** begin SOURCE MATERIAL **

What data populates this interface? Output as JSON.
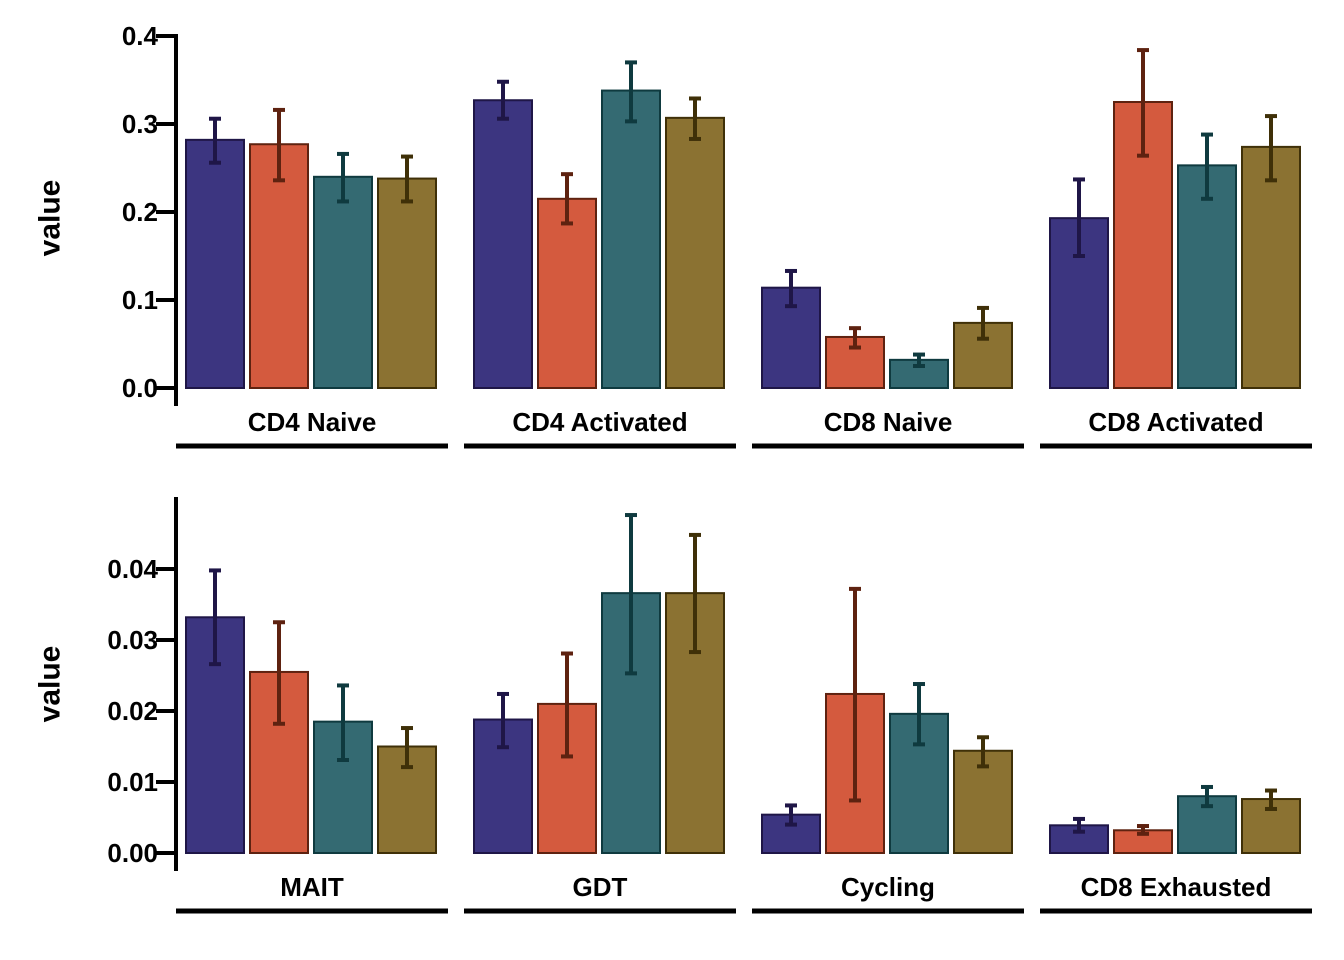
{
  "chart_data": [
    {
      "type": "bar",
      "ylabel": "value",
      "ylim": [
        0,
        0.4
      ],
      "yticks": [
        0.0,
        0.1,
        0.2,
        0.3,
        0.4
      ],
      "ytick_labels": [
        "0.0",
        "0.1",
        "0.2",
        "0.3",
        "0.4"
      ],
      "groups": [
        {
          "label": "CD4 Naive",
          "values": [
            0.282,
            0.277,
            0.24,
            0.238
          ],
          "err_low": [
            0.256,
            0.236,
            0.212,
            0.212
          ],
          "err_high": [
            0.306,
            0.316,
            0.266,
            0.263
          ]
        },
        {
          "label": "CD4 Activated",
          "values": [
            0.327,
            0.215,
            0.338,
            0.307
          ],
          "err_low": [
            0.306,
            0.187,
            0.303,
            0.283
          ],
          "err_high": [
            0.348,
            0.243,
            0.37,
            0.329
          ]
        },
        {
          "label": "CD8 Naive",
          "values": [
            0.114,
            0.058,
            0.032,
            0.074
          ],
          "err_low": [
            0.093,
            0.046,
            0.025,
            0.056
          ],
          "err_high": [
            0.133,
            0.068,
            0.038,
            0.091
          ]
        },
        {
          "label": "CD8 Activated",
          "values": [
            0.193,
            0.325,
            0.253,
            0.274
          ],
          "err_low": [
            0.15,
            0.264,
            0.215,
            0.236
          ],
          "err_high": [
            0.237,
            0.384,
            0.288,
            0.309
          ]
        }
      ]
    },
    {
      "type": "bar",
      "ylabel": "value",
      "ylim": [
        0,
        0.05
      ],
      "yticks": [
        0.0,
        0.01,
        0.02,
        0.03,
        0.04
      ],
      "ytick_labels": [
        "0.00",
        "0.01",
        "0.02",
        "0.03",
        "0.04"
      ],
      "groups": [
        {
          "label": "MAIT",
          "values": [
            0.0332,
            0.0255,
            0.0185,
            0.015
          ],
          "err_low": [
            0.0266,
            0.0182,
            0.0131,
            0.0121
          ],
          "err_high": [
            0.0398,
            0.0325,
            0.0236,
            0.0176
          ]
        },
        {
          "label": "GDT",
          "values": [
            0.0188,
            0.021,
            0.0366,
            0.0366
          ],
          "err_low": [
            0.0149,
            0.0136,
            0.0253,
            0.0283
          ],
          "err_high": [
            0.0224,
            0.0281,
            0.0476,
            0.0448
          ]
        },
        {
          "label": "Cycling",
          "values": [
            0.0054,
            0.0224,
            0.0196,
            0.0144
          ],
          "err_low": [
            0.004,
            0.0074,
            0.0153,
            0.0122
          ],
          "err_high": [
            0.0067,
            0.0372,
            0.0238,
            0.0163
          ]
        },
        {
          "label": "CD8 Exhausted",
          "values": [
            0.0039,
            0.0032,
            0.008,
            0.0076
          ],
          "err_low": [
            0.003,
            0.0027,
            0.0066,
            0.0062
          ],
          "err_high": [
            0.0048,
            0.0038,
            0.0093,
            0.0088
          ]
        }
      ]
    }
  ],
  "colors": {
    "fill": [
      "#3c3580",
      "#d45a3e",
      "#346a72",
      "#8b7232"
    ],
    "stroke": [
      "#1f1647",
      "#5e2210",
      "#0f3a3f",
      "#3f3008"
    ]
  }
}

** end SOURCE MATERIAL **

**TASK DIRECTIONS:** Give back every line exactly as it stands, pictures excluded.

**ANSWER TO THE EXERCISE:**
What data populates this interface? Output as JSON.
{
  "chart_data": [
    {
      "type": "bar",
      "ylabel": "value",
      "ylim": [
        0,
        0.4
      ],
      "yticks": [
        0.0,
        0.1,
        0.2,
        0.3,
        0.4
      ],
      "ytick_labels": [
        "0.0",
        "0.1",
        "0.2",
        "0.3",
        "0.4"
      ],
      "groups": [
        {
          "label": "CD4 Naive",
          "values": [
            0.282,
            0.277,
            0.24,
            0.238
          ],
          "err_low": [
            0.256,
            0.236,
            0.212,
            0.212
          ],
          "err_high": [
            0.306,
            0.316,
            0.266,
            0.263
          ]
        },
        {
          "label": "CD4 Activated",
          "values": [
            0.327,
            0.215,
            0.338,
            0.307
          ],
          "err_low": [
            0.306,
            0.187,
            0.303,
            0.283
          ],
          "err_high": [
            0.348,
            0.243,
            0.37,
            0.329
          ]
        },
        {
          "label": "CD8 Naive",
          "values": [
            0.114,
            0.058,
            0.032,
            0.074
          ],
          "err_low": [
            0.093,
            0.046,
            0.025,
            0.056
          ],
          "err_high": [
            0.133,
            0.068,
            0.038,
            0.091
          ]
        },
        {
          "label": "CD8 Activated",
          "values": [
            0.193,
            0.325,
            0.253,
            0.274
          ],
          "err_low": [
            0.15,
            0.264,
            0.215,
            0.236
          ],
          "err_high": [
            0.237,
            0.384,
            0.288,
            0.309
          ]
        }
      ]
    },
    {
      "type": "bar",
      "ylabel": "value",
      "ylim": [
        0,
        0.05
      ],
      "yticks": [
        0.0,
        0.01,
        0.02,
        0.03,
        0.04
      ],
      "ytick_labels": [
        "0.00",
        "0.01",
        "0.02",
        "0.03",
        "0.04"
      ],
      "groups": [
        {
          "label": "MAIT",
          "values": [
            0.0332,
            0.0255,
            0.0185,
            0.015
          ],
          "err_low": [
            0.0266,
            0.0182,
            0.0131,
            0.0121
          ],
          "err_high": [
            0.0398,
            0.0325,
            0.0236,
            0.0176
          ]
        },
        {
          "label": "GDT",
          "values": [
            0.0188,
            0.021,
            0.0366,
            0.0366
          ],
          "err_low": [
            0.0149,
            0.0136,
            0.0253,
            0.0283
          ],
          "err_high": [
            0.0224,
            0.0281,
            0.0476,
            0.0448
          ]
        },
        {
          "label": "Cycling",
          "values": [
            0.0054,
            0.0224,
            0.0196,
            0.0144
          ],
          "err_low": [
            0.004,
            0.0074,
            0.0153,
            0.0122
          ],
          "err_high": [
            0.0067,
            0.0372,
            0.0238,
            0.0163
          ]
        },
        {
          "label": "CD8 Exhausted",
          "values": [
            0.0039,
            0.0032,
            0.008,
            0.0076
          ],
          "err_low": [
            0.003,
            0.0027,
            0.0066,
            0.0062
          ],
          "err_high": [
            0.0048,
            0.0038,
            0.0093,
            0.0088
          ]
        }
      ]
    }
  ],
  "colors": {
    "fill": [
      "#3c3580",
      "#d45a3e",
      "#346a72",
      "#8b7232"
    ],
    "stroke": [
      "#1f1647",
      "#5e2210",
      "#0f3a3f",
      "#3f3008"
    ]
  }
}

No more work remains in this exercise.